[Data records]
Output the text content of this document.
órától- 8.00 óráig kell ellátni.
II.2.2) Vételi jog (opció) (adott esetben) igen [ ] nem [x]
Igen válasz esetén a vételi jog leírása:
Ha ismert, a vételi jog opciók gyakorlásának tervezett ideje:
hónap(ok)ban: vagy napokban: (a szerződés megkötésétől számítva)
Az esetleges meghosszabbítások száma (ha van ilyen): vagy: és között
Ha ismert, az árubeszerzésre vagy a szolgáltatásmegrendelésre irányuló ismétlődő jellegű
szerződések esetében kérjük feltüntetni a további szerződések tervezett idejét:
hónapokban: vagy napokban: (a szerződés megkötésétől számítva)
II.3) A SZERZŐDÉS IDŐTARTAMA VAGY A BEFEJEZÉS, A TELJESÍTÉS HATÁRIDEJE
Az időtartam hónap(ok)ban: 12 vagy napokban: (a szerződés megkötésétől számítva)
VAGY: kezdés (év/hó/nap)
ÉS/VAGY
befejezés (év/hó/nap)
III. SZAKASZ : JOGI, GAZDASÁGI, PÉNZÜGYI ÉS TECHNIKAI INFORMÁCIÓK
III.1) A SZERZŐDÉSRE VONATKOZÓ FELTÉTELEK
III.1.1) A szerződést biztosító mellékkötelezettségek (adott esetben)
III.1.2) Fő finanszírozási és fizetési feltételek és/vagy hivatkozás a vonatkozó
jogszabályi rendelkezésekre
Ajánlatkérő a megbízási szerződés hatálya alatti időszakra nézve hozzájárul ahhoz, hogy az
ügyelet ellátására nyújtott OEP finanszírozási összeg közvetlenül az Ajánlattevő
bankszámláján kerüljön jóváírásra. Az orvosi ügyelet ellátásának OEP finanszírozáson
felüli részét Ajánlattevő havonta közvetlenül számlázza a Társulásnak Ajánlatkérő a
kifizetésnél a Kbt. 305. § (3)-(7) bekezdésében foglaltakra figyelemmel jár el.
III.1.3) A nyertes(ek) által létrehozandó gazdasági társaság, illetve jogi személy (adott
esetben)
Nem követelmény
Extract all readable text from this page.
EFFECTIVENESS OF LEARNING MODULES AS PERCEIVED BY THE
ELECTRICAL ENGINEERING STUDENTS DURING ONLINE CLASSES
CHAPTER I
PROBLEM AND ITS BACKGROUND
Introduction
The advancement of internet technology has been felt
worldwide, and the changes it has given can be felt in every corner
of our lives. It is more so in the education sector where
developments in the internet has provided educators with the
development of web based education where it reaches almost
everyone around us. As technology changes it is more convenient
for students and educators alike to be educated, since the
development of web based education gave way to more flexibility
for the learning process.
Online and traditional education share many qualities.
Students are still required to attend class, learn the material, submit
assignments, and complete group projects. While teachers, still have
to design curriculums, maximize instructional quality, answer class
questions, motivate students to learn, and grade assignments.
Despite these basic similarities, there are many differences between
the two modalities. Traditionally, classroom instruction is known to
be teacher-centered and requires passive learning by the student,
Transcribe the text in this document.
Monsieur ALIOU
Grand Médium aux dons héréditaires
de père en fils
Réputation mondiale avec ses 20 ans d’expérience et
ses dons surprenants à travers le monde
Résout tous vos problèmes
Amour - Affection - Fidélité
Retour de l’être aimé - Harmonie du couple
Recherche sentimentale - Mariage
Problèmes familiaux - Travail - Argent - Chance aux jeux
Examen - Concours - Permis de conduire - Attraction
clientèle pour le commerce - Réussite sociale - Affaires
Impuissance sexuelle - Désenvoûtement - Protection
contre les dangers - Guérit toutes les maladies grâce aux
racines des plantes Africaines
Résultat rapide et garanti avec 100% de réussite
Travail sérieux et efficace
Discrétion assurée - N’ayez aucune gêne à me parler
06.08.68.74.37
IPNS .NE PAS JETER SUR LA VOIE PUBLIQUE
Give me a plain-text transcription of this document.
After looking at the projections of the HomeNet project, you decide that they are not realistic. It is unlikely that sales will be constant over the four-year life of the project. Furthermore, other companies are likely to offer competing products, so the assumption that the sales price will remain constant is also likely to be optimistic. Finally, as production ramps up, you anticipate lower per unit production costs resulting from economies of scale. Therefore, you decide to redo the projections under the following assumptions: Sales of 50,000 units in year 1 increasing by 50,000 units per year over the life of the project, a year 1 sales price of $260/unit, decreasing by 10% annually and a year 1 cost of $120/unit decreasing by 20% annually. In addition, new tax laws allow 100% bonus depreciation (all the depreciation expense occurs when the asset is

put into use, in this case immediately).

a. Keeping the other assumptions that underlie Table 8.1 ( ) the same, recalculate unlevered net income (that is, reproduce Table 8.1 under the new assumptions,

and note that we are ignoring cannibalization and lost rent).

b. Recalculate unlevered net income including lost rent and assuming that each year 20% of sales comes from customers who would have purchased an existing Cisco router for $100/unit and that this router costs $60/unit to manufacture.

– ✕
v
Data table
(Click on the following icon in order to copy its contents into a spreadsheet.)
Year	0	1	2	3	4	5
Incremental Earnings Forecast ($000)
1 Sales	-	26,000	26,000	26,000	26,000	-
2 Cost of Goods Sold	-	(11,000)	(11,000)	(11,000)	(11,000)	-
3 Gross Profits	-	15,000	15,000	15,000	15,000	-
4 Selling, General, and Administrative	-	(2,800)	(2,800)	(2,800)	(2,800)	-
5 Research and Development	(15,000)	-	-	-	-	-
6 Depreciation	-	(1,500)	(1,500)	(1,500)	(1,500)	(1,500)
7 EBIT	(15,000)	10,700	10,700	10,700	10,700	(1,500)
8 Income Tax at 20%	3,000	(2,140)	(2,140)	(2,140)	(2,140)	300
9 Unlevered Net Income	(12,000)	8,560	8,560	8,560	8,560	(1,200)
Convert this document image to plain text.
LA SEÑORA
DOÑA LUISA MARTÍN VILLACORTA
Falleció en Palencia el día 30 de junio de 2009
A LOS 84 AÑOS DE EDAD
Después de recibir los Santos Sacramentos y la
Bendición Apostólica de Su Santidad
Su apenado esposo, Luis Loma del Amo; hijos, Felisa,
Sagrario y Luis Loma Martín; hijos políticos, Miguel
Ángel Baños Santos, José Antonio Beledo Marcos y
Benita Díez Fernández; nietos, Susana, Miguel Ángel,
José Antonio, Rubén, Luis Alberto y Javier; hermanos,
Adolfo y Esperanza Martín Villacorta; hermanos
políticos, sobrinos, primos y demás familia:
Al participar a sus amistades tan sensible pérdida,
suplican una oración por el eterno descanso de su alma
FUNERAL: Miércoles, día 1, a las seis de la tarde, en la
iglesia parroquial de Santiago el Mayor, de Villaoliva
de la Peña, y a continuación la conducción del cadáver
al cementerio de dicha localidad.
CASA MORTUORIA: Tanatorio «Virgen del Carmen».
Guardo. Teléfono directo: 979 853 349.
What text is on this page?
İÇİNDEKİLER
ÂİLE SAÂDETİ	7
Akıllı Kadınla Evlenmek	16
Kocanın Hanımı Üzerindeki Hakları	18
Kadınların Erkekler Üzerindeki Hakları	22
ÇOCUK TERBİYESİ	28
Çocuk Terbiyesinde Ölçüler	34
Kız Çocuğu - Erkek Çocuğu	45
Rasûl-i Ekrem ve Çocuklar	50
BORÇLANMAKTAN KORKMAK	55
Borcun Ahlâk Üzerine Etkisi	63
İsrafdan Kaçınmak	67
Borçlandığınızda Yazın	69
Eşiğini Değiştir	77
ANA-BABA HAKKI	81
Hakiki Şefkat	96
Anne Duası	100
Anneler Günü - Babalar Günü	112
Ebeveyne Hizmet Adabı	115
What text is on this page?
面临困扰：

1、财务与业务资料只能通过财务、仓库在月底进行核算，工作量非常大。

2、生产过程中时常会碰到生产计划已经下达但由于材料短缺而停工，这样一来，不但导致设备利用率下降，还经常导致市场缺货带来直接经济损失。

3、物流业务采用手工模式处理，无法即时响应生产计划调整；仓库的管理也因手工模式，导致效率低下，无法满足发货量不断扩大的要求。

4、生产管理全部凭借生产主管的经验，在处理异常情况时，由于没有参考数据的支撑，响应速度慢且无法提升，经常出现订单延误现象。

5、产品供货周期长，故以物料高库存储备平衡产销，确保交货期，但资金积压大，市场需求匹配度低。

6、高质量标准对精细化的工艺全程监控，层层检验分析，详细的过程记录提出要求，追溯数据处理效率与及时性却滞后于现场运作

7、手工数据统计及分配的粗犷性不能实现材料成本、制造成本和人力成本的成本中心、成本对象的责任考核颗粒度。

Required work:
Report only how many lines of the listing hold the word "costs".

Answer to the exercise:
2